EXERCISE: Copy all of the entries below line for line without changing anything, and leave out the pictures.

Bounding box annotations:
▽

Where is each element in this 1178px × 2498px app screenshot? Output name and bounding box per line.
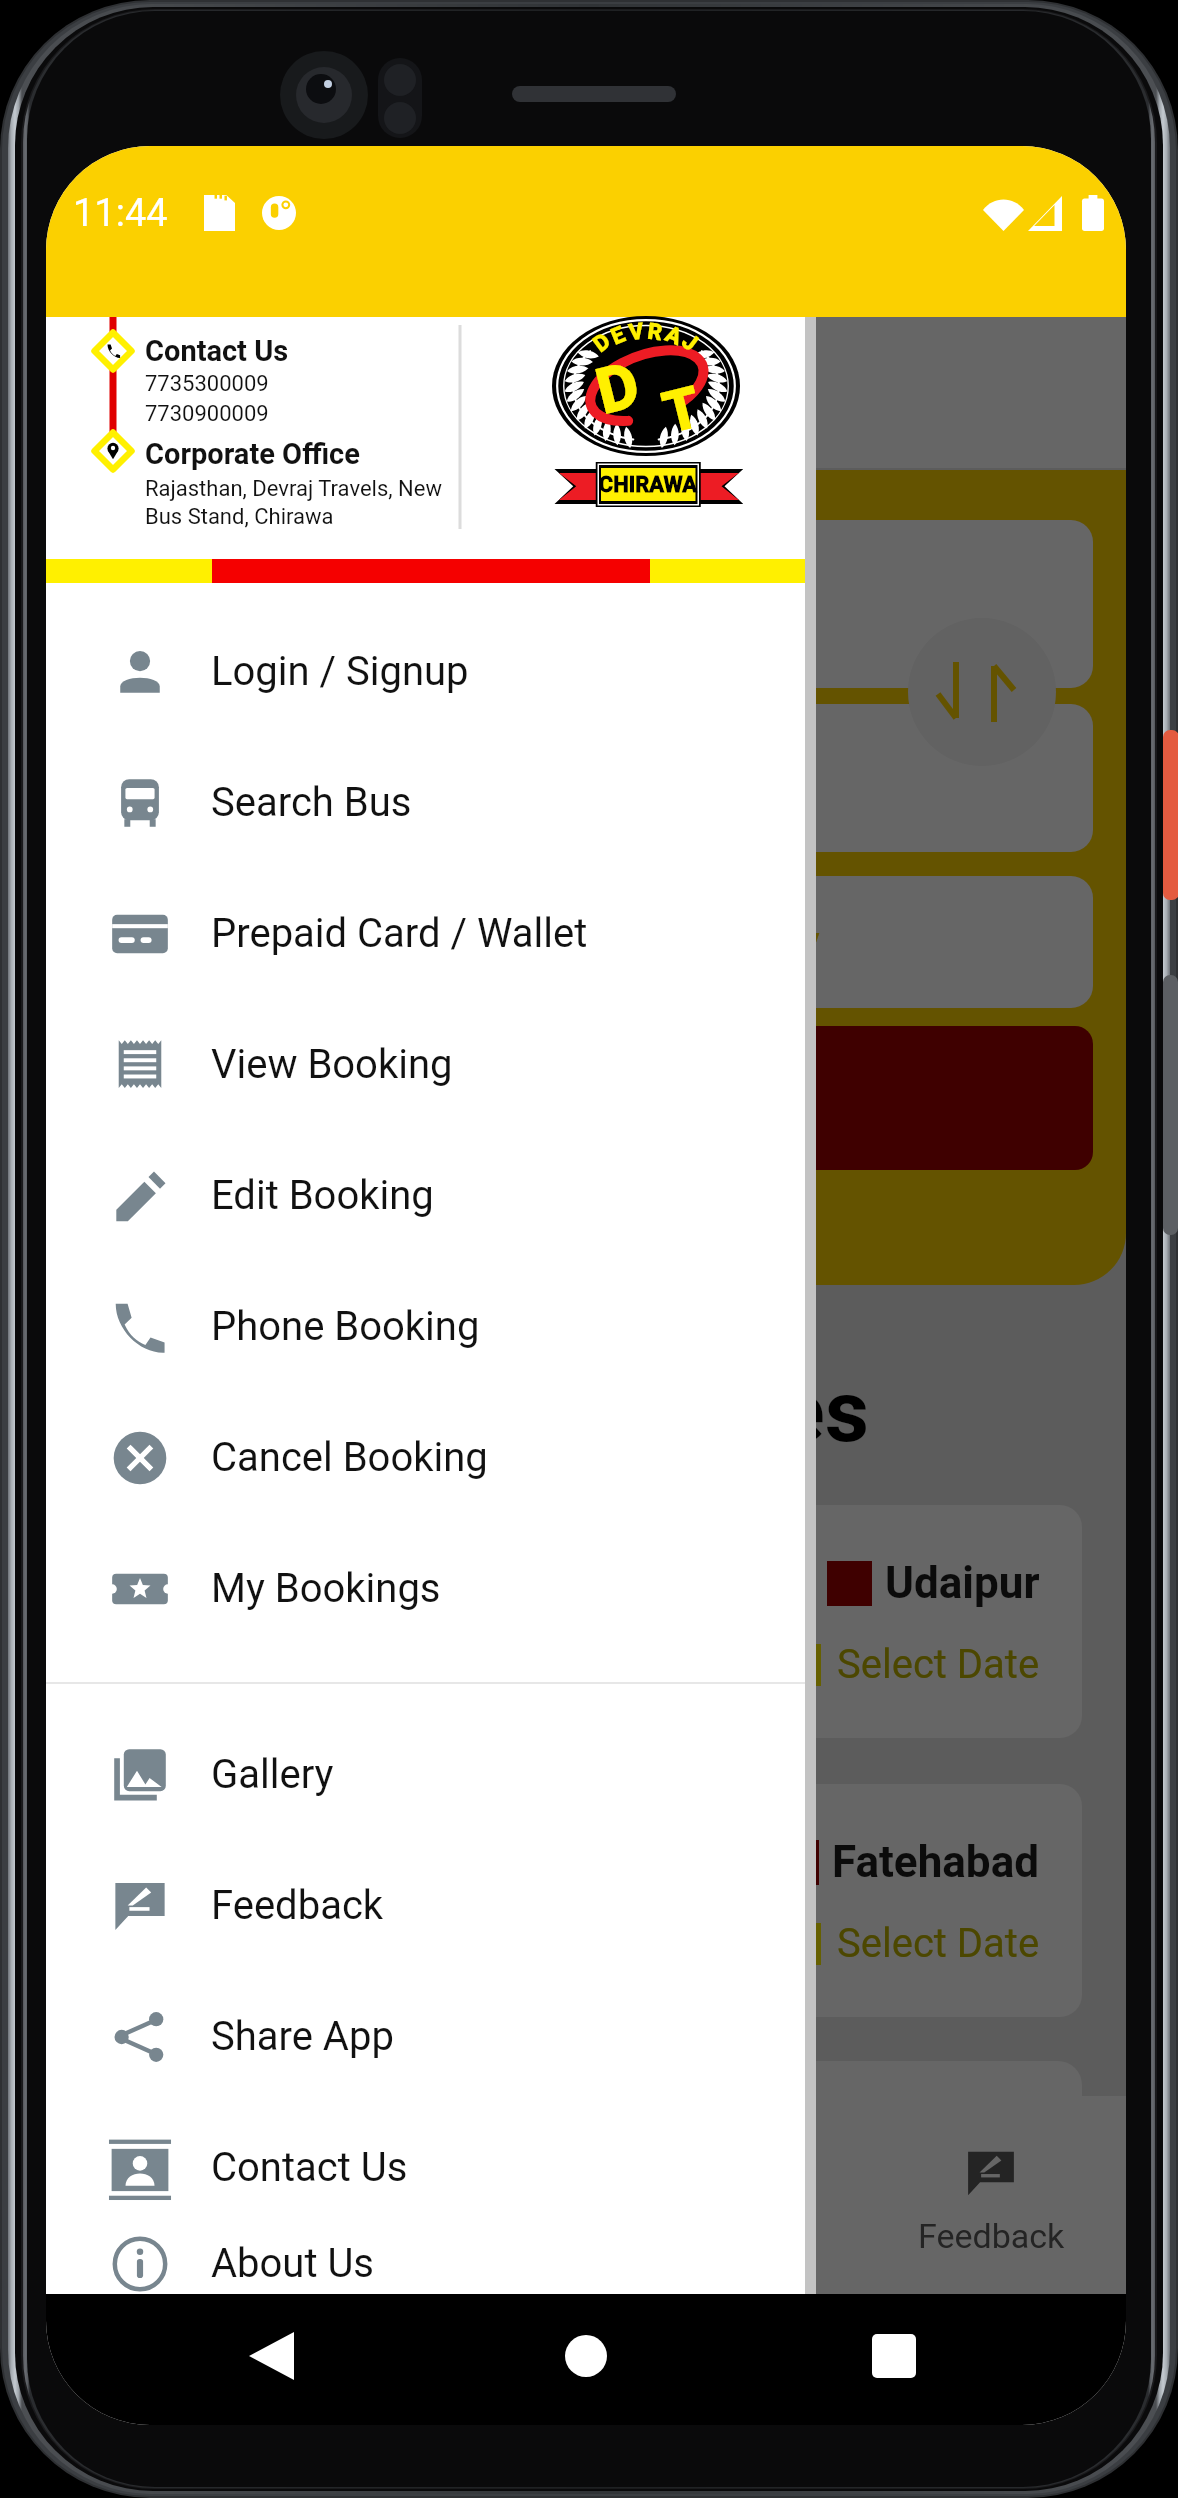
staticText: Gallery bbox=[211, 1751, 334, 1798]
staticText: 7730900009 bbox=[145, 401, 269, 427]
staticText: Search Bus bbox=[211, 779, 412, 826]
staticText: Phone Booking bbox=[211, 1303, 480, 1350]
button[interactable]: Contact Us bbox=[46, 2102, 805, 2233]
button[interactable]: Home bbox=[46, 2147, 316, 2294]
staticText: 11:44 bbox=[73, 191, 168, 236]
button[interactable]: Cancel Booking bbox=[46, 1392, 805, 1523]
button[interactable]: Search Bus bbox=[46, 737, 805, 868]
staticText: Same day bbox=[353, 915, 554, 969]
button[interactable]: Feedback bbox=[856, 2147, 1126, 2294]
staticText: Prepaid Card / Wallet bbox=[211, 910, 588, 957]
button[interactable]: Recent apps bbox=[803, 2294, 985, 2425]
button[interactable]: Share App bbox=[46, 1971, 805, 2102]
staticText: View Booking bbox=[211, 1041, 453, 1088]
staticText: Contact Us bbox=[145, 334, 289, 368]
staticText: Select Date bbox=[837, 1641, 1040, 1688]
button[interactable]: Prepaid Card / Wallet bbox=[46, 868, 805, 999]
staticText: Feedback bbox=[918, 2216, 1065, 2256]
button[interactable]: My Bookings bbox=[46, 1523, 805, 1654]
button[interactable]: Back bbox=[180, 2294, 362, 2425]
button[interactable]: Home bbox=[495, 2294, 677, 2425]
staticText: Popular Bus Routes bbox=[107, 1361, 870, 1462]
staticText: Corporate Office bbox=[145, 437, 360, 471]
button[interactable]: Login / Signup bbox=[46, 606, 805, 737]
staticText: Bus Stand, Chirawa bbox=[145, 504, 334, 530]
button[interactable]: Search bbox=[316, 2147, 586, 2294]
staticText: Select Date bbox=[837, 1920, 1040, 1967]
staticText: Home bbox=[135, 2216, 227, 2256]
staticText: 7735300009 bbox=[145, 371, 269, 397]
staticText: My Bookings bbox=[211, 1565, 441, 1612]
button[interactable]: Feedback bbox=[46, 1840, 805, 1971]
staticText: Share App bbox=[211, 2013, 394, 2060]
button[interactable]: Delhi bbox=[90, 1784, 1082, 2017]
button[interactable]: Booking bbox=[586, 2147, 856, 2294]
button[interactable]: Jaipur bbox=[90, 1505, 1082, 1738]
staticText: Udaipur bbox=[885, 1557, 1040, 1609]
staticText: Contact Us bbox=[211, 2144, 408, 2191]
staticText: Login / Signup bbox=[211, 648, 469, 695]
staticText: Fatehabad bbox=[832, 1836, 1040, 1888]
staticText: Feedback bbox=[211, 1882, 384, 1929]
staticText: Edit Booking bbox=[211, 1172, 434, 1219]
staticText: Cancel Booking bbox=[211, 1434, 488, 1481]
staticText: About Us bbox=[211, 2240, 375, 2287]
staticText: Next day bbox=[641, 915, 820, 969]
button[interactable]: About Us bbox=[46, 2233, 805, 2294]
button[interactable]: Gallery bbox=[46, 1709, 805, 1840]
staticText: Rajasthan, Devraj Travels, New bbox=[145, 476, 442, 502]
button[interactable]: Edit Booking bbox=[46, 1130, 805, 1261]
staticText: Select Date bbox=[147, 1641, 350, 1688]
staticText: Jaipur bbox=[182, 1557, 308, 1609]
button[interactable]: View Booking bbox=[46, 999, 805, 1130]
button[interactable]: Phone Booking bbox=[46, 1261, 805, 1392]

△

FINAL RESULT:
Where is each element in this 1178px × 2498px app screenshot? Output name and bounding box per line.
staticText: Gallery bbox=[211, 1751, 334, 1798]
staticText: 7730900009 bbox=[145, 401, 269, 427]
staticText: Search Bus bbox=[211, 779, 412, 826]
staticText: Phone Booking bbox=[211, 1303, 480, 1350]
button[interactable]: Contact Us bbox=[46, 2102, 805, 2233]
button[interactable]: Home bbox=[46, 2147, 316, 2294]
staticText: 11:44 bbox=[73, 191, 168, 236]
button[interactable]: Cancel Booking bbox=[46, 1392, 805, 1523]
button[interactable]: Search Bus bbox=[46, 737, 805, 868]
staticText: Same day bbox=[353, 915, 554, 969]
button[interactable]: Feedback bbox=[856, 2147, 1126, 2294]
staticText: Prepaid Card / Wallet bbox=[211, 910, 588, 957]
button[interactable]: Recent apps bbox=[803, 2294, 985, 2425]
button[interactable]: Share App bbox=[46, 1971, 805, 2102]
staticText: View Booking bbox=[211, 1041, 453, 1088]
staticText: Contact Us bbox=[145, 334, 289, 368]
staticText: Select Date bbox=[837, 1641, 1040, 1688]
button[interactable]: Prepaid Card / Wallet bbox=[46, 868, 805, 999]
staticText: Feedback bbox=[918, 2216, 1065, 2256]
button[interactable]: My Bookings bbox=[46, 1523, 805, 1654]
button[interactable]: Back bbox=[180, 2294, 362, 2425]
button[interactable]: Home bbox=[495, 2294, 677, 2425]
staticText: Popular Bus Routes bbox=[107, 1361, 870, 1462]
staticText: Corporate Office bbox=[145, 437, 360, 471]
button[interactable]: Login / Signup bbox=[46, 606, 805, 737]
staticText: Bus Stand, Chirawa bbox=[145, 504, 334, 530]
button[interactable]: Search bbox=[316, 2147, 586, 2294]
staticText: Select Date bbox=[837, 1920, 1040, 1967]
staticText: Home bbox=[135, 2216, 227, 2256]
staticText: 7735300009 bbox=[145, 371, 269, 397]
staticText: My Bookings bbox=[211, 1565, 441, 1612]
button[interactable]: Feedback bbox=[46, 1840, 805, 1971]
staticText: Share App bbox=[211, 2013, 394, 2060]
button[interactable]: Delhi bbox=[90, 1784, 1082, 2017]
button[interactable]: Booking bbox=[586, 2147, 856, 2294]
button[interactable]: Jaipur bbox=[90, 1505, 1082, 1738]
staticText: Udaipur bbox=[885, 1557, 1040, 1609]
staticText: Contact Us bbox=[211, 2144, 408, 2191]
staticText: Login / Signup bbox=[211, 648, 469, 695]
staticText: Fatehabad bbox=[832, 1836, 1040, 1888]
staticText: Feedback bbox=[211, 1882, 384, 1929]
staticText: Edit Booking bbox=[211, 1172, 434, 1219]
staticText: Cancel Booking bbox=[211, 1434, 488, 1481]
staticText: About Us bbox=[211, 2240, 375, 2287]
staticText: Next day bbox=[641, 915, 820, 969]
button[interactable]: About Us bbox=[46, 2233, 805, 2294]
button[interactable]: Gallery bbox=[46, 1709, 805, 1840]
staticText: Rajasthan, Devraj Travels, New bbox=[145, 476, 442, 502]
button[interactable]: Edit Booking bbox=[46, 1130, 805, 1261]
staticText: Select Date bbox=[147, 1641, 350, 1688]
staticText: Jaipur bbox=[182, 1557, 308, 1609]
button[interactable]: View Booking bbox=[46, 999, 805, 1130]
button[interactable]: Phone Booking bbox=[46, 1261, 805, 1392]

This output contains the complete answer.